*Written request*
Where a line of the listing below includes the word "Californie", reproduce that line.

*Task material*
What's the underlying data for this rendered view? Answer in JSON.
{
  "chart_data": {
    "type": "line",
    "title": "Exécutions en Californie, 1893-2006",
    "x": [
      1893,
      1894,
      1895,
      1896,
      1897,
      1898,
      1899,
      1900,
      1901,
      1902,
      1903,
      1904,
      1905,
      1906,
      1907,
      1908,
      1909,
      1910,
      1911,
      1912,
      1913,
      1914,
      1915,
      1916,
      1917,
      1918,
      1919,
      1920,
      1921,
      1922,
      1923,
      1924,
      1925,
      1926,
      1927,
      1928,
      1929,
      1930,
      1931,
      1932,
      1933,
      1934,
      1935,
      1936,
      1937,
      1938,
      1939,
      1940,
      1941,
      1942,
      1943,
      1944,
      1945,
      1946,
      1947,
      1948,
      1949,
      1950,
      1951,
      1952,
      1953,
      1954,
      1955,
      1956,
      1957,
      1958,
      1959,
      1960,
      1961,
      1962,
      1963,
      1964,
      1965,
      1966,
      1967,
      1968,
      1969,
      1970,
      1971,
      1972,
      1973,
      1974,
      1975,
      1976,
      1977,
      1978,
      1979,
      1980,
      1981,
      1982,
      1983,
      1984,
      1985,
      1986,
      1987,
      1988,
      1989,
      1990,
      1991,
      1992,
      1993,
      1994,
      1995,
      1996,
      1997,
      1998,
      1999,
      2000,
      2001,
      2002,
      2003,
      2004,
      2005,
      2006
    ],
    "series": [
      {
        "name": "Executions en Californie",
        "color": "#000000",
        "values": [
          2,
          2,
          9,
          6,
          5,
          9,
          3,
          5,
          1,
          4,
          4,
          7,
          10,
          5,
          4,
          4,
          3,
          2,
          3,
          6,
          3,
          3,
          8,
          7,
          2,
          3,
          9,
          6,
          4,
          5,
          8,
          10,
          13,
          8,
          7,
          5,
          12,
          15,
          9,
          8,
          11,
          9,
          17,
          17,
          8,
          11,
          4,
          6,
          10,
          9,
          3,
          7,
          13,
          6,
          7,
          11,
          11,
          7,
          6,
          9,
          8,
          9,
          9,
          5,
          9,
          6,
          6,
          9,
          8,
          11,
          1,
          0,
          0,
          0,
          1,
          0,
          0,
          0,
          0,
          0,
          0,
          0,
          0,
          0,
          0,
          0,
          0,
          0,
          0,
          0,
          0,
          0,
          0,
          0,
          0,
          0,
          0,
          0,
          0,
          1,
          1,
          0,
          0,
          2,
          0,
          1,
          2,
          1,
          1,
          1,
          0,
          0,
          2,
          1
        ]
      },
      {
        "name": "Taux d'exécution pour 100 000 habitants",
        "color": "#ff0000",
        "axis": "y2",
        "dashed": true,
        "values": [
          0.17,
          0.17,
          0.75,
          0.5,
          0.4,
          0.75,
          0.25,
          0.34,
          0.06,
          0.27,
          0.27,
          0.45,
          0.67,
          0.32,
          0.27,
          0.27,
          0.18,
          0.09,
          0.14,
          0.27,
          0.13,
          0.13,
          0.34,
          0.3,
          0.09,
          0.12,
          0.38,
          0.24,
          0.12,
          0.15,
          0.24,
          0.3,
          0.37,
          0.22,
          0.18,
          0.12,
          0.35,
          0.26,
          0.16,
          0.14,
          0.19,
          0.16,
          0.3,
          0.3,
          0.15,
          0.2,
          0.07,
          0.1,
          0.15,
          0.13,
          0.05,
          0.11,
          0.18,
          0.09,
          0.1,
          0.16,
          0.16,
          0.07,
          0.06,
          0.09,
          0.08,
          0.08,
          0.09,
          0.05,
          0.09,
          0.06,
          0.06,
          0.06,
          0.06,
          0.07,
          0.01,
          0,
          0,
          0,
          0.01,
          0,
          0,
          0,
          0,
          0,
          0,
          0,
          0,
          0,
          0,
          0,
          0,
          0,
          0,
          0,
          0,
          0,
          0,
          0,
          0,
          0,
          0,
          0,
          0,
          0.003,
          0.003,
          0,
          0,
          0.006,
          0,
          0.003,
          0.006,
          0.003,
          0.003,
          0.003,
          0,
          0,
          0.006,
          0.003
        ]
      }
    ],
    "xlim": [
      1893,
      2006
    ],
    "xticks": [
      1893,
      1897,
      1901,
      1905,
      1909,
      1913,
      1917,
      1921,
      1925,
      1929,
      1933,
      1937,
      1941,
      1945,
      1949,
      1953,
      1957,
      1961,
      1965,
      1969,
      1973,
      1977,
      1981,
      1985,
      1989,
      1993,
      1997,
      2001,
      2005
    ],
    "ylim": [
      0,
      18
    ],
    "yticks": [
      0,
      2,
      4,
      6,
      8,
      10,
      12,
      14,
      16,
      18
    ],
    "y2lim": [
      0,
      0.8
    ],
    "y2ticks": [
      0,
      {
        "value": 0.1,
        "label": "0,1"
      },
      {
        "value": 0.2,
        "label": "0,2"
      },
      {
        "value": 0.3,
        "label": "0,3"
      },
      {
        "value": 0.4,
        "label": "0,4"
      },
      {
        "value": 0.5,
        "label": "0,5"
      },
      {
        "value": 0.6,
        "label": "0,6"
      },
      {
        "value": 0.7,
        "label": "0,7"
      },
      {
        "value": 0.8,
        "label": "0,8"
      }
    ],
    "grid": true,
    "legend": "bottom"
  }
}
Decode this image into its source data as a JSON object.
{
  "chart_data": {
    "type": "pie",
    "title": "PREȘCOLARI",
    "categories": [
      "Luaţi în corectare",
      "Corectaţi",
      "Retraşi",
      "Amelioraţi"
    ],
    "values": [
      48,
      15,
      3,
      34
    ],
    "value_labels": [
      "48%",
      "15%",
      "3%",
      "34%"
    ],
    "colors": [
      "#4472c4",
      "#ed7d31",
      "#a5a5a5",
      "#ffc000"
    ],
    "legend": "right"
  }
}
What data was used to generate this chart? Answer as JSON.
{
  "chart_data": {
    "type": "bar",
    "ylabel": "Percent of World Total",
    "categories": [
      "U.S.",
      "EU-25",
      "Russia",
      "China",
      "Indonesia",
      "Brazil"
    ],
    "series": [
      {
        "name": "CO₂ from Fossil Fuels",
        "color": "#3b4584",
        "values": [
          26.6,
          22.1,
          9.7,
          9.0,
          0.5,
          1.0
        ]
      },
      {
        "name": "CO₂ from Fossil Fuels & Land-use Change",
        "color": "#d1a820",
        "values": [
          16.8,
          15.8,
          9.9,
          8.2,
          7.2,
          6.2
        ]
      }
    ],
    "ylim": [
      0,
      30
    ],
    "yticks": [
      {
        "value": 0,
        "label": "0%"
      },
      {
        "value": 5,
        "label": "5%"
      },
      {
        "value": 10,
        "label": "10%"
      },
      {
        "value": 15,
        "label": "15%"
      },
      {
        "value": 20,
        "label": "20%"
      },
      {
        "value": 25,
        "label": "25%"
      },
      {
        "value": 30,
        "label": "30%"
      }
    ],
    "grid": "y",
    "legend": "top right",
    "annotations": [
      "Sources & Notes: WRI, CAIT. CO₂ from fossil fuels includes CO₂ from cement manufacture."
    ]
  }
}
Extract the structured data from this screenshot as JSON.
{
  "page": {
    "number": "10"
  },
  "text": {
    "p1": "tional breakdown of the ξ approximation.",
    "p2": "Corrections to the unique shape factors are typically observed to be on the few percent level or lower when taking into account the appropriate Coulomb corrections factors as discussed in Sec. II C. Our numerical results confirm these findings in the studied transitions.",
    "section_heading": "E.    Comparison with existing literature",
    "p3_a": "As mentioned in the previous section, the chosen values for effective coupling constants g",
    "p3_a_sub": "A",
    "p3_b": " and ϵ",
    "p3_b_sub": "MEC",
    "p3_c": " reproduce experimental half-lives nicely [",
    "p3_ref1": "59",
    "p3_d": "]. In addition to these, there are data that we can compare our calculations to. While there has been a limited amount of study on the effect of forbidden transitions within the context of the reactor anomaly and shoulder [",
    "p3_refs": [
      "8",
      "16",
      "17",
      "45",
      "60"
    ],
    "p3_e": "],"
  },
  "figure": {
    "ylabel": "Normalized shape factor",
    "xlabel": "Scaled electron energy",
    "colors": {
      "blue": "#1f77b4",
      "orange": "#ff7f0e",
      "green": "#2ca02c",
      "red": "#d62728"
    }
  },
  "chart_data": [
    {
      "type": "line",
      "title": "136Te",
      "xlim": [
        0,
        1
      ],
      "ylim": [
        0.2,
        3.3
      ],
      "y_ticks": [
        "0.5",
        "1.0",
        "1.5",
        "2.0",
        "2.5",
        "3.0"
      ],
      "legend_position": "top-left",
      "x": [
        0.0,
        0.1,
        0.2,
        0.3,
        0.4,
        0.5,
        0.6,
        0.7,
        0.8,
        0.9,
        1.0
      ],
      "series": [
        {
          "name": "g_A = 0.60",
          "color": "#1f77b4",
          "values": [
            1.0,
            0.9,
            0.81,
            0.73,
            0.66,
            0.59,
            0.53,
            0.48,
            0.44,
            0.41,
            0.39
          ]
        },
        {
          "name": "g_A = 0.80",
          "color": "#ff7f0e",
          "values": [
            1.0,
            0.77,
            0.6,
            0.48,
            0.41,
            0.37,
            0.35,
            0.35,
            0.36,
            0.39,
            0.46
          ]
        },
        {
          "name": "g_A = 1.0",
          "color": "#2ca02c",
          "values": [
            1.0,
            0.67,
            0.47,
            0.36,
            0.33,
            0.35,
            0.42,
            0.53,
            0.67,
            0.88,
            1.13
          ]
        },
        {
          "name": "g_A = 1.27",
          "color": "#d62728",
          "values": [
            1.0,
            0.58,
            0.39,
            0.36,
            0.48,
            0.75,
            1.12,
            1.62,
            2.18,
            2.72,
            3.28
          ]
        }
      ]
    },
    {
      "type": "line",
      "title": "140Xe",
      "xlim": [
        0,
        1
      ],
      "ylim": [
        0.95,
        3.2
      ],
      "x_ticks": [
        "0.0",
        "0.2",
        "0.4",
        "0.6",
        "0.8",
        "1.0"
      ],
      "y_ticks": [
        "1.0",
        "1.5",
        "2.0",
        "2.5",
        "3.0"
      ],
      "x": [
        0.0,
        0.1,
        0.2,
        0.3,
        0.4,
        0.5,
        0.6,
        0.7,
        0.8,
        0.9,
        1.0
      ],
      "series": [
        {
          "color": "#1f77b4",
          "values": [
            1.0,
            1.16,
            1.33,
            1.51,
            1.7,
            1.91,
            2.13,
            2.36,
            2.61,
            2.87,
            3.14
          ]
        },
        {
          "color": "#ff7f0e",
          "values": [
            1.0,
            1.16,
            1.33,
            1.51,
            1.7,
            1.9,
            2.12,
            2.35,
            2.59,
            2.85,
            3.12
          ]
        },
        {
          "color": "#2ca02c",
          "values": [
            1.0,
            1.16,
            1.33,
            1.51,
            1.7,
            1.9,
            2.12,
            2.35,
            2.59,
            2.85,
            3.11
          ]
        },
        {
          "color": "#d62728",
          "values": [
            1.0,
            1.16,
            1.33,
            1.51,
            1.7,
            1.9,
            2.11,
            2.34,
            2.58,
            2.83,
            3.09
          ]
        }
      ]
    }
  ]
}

*Worked solution*
    "title": "Exécutions en Californie, 1893-2006",
        "name": "Executions en Californie",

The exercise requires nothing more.